◆ **Work order**: Write a continuation of the news passage about Palestinian statehood and the war in Gaza, starting after its final sentence.

--- Text passage ---

Their comments came as a growing number of governments are recognizing the state of Palestine or threatening to do so. In a Wednesday interview with The Guardian, Albanese stressed that the renewed push for Palestinian statehood should not "distract the attention from where it should be: the genocide."
"Ending the question of Palestine in line with international law is possible and necessary: End the genocide today, end the permanent occupation this year, and end apartheid," she said. "This is what's going to guarantee freedom and equal rights for everyone, regardless of the way they want to live—in two states or one state, they will have to decide."
As Common Dreams reported earlier Thursday, Israel's finance minister, Bezalel Smotrich, claimed that the Israeli and U.S. governments have approved an expansion of settlements in the West Bank, which he said "finally buries the idea of a Palestinian state, because there is nothing to recognize and no one to recognize."
Meanwhile, in Gaza, the 22-month Israeli assault has left the coastal enclave in ruins and killed at least 61,776 Palestinians and wounded 154,906 others—though experts warn the real figures are likely far higher. Those who have survived so far are struggling to access essentials, including food, largely due to Israeli restrictions on humanitarian aid and killings of aid-seekers.

--- Given entries ---

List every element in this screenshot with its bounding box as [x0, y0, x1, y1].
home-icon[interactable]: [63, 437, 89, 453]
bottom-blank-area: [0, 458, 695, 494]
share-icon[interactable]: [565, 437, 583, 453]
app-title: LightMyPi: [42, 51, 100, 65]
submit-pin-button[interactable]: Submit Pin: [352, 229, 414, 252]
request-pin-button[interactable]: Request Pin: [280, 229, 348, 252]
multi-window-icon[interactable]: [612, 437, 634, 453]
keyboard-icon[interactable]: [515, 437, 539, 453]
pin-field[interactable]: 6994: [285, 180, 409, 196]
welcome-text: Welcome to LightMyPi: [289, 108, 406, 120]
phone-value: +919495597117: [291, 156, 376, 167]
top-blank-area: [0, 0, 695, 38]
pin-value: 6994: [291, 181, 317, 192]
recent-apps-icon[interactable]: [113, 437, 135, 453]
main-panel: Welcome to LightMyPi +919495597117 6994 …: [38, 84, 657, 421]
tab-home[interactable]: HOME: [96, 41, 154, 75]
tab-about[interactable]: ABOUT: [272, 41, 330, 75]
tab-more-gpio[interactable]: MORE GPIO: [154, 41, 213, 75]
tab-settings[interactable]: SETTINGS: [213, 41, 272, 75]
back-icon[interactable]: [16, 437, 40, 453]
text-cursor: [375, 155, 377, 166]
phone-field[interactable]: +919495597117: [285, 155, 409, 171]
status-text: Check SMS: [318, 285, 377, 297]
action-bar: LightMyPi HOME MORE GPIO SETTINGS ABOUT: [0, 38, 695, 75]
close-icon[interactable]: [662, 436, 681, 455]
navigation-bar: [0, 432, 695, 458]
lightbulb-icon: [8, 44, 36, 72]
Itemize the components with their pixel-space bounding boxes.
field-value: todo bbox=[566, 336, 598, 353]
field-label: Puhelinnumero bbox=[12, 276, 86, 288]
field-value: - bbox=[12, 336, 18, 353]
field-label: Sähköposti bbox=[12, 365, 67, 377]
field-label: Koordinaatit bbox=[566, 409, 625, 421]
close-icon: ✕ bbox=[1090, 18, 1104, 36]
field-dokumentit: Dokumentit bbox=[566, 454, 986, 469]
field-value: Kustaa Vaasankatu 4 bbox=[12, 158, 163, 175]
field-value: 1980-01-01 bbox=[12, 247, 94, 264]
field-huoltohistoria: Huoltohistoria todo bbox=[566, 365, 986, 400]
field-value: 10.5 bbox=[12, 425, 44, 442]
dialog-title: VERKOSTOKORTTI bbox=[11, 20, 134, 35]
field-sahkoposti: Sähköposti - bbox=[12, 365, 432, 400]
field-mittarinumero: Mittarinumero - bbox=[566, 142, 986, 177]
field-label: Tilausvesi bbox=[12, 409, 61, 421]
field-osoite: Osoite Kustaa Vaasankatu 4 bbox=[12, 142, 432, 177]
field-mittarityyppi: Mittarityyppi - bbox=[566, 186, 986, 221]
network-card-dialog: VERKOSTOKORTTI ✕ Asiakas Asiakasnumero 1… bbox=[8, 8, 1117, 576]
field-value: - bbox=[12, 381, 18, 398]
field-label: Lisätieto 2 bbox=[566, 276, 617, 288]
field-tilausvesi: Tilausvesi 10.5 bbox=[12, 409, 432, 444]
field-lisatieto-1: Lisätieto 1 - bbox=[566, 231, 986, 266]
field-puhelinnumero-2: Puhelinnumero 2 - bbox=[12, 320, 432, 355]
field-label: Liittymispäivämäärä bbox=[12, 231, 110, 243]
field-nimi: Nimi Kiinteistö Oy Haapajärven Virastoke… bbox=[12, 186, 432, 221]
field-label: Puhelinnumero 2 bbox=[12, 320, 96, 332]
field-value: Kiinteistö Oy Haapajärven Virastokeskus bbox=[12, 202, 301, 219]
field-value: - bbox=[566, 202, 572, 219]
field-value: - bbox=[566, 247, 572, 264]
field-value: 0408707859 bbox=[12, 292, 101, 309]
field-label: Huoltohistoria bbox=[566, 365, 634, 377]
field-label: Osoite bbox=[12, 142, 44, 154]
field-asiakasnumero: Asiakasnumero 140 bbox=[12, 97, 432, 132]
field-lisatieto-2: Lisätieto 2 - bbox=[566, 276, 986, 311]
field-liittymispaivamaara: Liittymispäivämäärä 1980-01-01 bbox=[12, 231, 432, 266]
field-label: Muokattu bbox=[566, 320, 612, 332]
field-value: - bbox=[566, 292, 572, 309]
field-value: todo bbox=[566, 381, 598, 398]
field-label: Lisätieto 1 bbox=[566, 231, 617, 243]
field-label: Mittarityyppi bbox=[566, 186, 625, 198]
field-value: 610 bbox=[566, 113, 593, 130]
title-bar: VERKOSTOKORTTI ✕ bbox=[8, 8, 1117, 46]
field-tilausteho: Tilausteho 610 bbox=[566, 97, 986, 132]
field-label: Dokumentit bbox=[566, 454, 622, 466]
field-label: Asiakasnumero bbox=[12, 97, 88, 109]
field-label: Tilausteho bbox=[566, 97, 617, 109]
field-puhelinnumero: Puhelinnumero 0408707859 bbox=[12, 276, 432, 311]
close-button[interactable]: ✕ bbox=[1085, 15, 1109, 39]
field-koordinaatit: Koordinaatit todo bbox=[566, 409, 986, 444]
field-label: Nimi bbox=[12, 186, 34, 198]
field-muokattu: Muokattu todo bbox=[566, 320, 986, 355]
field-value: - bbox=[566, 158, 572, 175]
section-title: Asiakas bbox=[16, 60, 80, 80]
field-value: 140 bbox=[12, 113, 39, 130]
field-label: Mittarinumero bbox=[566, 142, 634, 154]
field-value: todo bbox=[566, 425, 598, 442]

---

◆ **Result of this exercise**:
On Thursday, over 100 groups—including ActionAid, American Friends Service Committee, Médecins Sans Frontières, Oxfam, and Save the Children—released a letter stressing that since Israel imposed registration rules in early March, most nongovernmental organizations "have been unable to deliver a single truck of lifesaving supplies."
"This obstruction has left millions of dollars' worth of food, medicine, water, and shelter items stranded in warehouses across Jordan and Egypt, while Palestinians are being starved," the letter notes. As of Thursday, the Gaza Health Ministry put the hunger-related death toll at 239, including 106 children.
Both the registration process and the Gaza Humanitarian Foundation "aim to block impartial aid, exclude Palestinian actors, and replace trusted humanitarian organizations with mechanisms that serve political and military objectives," the letter argues, noting that Israel is moving to "escalate its military offensive and deepen its occupation in Gaza, making clear these measures are part of a broader strategy to entrench control and erase Palestinian presence."
The coalition called on all governments to "press Israel to end the weaponization of aid," insist that NGOS not be "forced to share sensitive personal information," and "demand the immediate and unconditional opening of all land crossings and conditions for the delivery of lifesaving humanitarian aid."
During an emergency United Nations Security Council meeting on Sunday, Riyad Mansour, the state of Palestine's permanent observer to the UN, formally requested "an immediate international protection force to save the Palestinian people from certain death."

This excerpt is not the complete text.